Keep only those lines of the records that include the string "production".

Data section.
☆ ☆ ☆ ☆

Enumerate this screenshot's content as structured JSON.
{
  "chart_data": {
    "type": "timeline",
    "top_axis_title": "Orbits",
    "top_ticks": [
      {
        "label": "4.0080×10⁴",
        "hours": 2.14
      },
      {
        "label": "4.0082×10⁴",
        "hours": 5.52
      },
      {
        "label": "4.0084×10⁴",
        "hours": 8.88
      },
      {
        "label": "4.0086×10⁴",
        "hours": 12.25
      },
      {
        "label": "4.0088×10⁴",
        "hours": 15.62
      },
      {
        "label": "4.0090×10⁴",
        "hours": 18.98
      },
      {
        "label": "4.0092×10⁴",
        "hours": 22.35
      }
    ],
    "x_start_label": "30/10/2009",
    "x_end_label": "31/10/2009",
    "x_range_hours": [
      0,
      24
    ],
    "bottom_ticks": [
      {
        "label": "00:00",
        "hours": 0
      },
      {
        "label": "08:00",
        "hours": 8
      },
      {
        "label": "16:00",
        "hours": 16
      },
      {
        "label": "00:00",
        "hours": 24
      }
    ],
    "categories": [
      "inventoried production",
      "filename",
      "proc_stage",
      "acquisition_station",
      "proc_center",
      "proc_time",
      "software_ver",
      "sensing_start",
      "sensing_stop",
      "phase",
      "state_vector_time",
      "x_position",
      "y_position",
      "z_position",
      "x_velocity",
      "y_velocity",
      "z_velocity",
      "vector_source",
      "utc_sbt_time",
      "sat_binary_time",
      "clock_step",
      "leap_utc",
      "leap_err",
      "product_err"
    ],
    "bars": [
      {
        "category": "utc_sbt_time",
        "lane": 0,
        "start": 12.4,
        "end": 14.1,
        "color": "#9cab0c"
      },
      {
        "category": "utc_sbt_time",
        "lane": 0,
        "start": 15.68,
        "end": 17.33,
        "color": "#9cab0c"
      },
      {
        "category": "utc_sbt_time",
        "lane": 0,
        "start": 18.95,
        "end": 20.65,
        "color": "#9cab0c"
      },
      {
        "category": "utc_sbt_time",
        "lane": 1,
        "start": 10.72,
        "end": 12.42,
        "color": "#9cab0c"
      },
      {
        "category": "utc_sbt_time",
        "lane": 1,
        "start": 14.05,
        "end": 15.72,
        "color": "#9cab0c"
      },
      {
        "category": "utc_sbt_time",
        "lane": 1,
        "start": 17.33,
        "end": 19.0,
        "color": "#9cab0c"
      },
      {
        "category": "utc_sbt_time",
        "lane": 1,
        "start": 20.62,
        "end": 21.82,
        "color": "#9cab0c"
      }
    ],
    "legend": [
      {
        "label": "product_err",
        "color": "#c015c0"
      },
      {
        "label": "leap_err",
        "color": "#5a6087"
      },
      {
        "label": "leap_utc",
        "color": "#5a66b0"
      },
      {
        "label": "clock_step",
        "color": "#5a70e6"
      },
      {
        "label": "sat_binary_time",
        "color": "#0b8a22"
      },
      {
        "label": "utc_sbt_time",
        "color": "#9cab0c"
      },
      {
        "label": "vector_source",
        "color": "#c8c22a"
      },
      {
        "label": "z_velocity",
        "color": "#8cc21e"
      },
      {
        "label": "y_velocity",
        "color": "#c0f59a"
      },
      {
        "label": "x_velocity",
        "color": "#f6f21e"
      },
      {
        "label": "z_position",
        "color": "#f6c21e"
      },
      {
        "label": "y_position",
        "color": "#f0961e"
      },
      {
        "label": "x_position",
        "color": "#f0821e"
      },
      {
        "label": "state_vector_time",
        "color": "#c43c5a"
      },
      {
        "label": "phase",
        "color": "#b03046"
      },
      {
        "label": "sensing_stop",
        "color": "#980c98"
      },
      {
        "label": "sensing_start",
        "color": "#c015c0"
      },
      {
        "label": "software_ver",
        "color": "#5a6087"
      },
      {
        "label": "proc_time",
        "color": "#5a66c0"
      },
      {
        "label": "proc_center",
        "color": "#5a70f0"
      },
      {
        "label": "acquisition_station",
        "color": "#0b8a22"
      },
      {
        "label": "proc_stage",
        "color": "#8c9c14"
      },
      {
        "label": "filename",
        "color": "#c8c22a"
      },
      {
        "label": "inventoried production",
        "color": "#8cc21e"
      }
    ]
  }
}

☆ ☆ ☆ ☆

Solution below.
      "inventoried production",
        "label": "inventoried production",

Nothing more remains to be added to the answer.